● Input
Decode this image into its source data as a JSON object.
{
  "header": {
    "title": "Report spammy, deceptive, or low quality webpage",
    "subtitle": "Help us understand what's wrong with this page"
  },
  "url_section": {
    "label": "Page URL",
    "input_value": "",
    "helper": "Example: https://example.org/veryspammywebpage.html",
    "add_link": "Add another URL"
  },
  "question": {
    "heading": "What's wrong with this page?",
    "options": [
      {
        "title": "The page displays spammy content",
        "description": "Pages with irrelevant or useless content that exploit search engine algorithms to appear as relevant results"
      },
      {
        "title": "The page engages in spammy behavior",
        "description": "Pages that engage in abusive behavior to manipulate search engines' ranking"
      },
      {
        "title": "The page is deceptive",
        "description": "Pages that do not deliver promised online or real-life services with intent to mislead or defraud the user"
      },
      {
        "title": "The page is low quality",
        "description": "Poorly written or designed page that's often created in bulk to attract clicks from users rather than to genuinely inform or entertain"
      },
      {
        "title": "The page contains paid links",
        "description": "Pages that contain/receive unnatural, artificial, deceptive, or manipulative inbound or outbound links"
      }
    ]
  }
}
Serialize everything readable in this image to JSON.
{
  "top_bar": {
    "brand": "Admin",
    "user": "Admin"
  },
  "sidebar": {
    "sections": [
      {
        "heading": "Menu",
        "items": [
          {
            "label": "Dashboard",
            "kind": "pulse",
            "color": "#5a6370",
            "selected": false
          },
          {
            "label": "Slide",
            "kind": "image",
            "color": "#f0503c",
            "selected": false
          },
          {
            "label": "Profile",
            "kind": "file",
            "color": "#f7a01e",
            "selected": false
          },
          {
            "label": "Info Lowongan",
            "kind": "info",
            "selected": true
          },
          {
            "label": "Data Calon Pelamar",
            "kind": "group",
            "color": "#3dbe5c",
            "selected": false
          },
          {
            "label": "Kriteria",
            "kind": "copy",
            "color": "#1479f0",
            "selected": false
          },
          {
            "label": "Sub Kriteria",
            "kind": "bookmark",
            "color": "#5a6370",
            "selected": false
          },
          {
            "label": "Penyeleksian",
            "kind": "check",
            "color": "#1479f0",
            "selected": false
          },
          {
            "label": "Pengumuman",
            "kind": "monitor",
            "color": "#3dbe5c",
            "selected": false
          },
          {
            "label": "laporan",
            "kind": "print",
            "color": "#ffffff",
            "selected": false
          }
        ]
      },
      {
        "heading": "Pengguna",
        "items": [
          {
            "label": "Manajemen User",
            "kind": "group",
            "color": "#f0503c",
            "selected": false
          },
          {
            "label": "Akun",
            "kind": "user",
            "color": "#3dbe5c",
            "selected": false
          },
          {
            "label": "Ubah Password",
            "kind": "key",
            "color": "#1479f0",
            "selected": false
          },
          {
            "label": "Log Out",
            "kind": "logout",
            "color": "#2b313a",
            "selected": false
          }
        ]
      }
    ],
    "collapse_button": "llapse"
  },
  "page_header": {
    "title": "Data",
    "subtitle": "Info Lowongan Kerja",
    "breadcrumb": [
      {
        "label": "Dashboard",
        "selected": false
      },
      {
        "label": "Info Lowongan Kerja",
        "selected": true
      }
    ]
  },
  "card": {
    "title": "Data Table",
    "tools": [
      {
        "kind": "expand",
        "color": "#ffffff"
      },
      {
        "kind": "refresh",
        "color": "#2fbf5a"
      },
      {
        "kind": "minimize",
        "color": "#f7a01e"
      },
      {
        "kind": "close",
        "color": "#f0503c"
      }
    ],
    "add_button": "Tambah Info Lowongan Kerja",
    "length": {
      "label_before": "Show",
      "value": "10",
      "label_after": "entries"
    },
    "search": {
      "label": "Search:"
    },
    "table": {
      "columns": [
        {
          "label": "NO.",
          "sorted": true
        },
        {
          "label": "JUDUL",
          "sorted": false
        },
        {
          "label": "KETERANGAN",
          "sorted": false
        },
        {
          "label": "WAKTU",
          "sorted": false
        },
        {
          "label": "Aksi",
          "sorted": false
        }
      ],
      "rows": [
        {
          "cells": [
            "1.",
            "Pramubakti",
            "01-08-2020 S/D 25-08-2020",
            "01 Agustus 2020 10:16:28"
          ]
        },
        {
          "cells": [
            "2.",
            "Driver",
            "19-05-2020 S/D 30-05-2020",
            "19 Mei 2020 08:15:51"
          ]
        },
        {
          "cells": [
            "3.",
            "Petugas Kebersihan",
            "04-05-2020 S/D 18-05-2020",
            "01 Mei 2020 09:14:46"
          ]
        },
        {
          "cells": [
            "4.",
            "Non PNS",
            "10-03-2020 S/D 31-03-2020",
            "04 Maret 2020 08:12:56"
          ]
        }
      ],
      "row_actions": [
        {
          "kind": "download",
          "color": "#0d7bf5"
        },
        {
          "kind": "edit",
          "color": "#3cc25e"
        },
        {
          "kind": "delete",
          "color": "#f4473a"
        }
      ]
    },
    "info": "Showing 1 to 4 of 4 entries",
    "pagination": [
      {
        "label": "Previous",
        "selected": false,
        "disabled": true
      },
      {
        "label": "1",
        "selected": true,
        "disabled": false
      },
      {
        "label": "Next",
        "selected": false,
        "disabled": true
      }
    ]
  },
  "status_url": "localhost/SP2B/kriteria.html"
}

● Work to be completed
Return each entry from above without altering a single character.

● The completed task
Decode this image into its source data as a JSON object.
{
  "header": {
    "title": "Report spammy, deceptive, or low quality webpage",
    "subtitle": "Help us understand what's wrong with this page"
  },
  "url_section": {
    "label": "Page URL",
    "input_value": "",
    "helper": "Example: https://example.org/veryspammywebpage.html",
    "add_link": "Add another URL"
  },
  "question": {
    "heading": "What's wrong with this page?",
    "options": [
      {
        "title": "The page displays spammy content",
        "description": "Pages with irrelevant or useless content that exploit search engine algorithms to appear as relevant results"
      },
      {
        "title": "The page engages in spammy behavior",
        "description": "Pages that engage in abusive behavior to manipulate search engines' ranking"
      },
      {
        "title": "The page is deceptive",
        "description": "Pages that do not deliver promised online or real-life services with intent to mislead or defraud the user"
      },
      {
        "title": "The page is low quality",
        "description": "Poorly written or designed page that's often created in bulk to attract clicks from users rather than to genuinely inform or entertain"
      },
      {
        "title": "The page contains paid links",
        "description": "Pages that contain/receive unnatural, artificial, deceptive, or manipulative inbound or outbound links"
      }
    ]
  }
}
Serialize everything readable in this image to JSON.
{
  "top_bar": {
    "brand": "Admin",
    "user": "Admin"
  },
  "sidebar": {
    "sections": [
      {
        "heading": "Menu",
        "items": [
          {
            "label": "Dashboard",
            "kind": "pulse",
            "color": "#5a6370",
            "selected": false
          },
          {
            "label": "Slide",
            "kind": "image",
            "color": "#f0503c",
            "selected": false
          },
          {
            "label": "Profile",
            "kind": "file",
            "color": "#f7a01e",
            "selected": false
          },
          {
            "label": "Info Lowongan",
            "kind": "info",
            "selected": true
          },
          {
            "label": "Data Calon Pelamar",
            "kind": "group",
            "color": "#3dbe5c",
            "selected": false
          },
          {
            "label": "Kriteria",
            "kind": "copy",
            "color": "#1479f0",
            "selected": false
          },
          {
            "label": "Sub Kriteria",
            "kind": "bookmark",
            "color": "#5a6370",
            "selected": false
          },
          {
            "label": "Penyeleksian",
            "kind": "check",
            "color": "#1479f0",
            "selected": false
          },
          {
            "label": "Pengumuman",
            "kind": "monitor",
            "color": "#3dbe5c",
            "selected": false
          },
          {
            "label": "laporan",
            "kind": "print",
            "color": "#ffffff",
            "selected": false
          }
        ]
      },
      {
        "heading": "Pengguna",
        "items": [
          {
            "label": "Manajemen User",
            "kind": "group",
            "color": "#f0503c",
            "selected": false
          },
          {
            "label": "Akun",
            "kind": "user",
            "color": "#3dbe5c",
            "selected": false
          },
          {
            "label": "Ubah Password",
            "kind": "key",
            "color": "#1479f0",
            "selected": false
          },
          {
            "label": "Log Out",
            "kind": "logout",
            "color": "#2b313a",
            "selected": false
          }
        ]
      }
    ],
    "collapse_button": "llapse"
  },
  "page_header": {
    "title": "Data",
    "subtitle": "Info Lowongan Kerja",
    "breadcrumb": [
      {
        "label": "Dashboard",
        "selected": false
      },
      {
        "label": "Info Lowongan Kerja",
        "selected": true
      }
    ]
  },
  "card": {
    "title": "Data Table",
    "tools": [
      {
        "kind": "expand",
        "color": "#ffffff"
      },
      {
        "kind": "refresh",
        "color": "#2fbf5a"
      },
      {
        "kind": "minimize",
        "color": "#f7a01e"
      },
      {
        "kind": "close",
        "color": "#f0503c"
      }
    ],
    "add_button": "Tambah Info Lowongan Kerja",
    "length": {
      "label_before": "Show",
      "value": "10",
      "label_after": "entries"
    },
    "search": {
      "label": "Search:"
    },
    "table": {
      "columns": [
        {
          "label": "NO.",
          "sorted": true
        },
        {
          "label": "JUDUL",
          "sorted": false
        },
        {
          "label": "KETERANGAN",
          "sorted": false
        },
        {
          "label": "WAKTU",
          "sorted": false
        },
        {
          "label": "Aksi",
          "sorted": false
        }
      ],
      "rows": [
        {
          "cells": [
            "1.",
            "Pramubakti",
            "01-08-2020 S/D 25-08-2020",
            "01 Agustus 2020 10:16:28"
          ]
        },
        {
          "cells": [
            "2.",
            "Driver",
            "19-05-2020 S/D 30-05-2020",
            "19 Mei 2020 08:15:51"
          ]
        },
        {
          "cells": [
            "3.",
            "Petugas Kebersihan",
            "04-05-2020 S/D 18-05-2020",
            "01 Mei 2020 09:14:46"
          ]
        },
        {
          "cells": [
            "4.",
            "Non PNS",
            "10-03-2020 S/D 31-03-2020",
            "04 Maret 2020 08:12:56"
          ]
        }
      ],
      "row_actions": [
        {
          "kind": "download",
          "color": "#0d7bf5"
        },
        {
          "kind": "edit",
          "color": "#3cc25e"
        },
        {
          "kind": "delete",
          "color": "#f4473a"
        }
      ]
    },
    "info": "Showing 1 to 4 of 4 entries",
    "pagination": [
      {
        "label": "Previous",
        "selected": false,
        "disabled": true
      },
      {
        "label": "1",
        "selected": true,
        "disabled": false
      },
      {
        "label": "Next",
        "selected": false,
        "disabled": true
      }
    ]
  },
  "status_url": "localhost/SP2B/kriteria.html"
}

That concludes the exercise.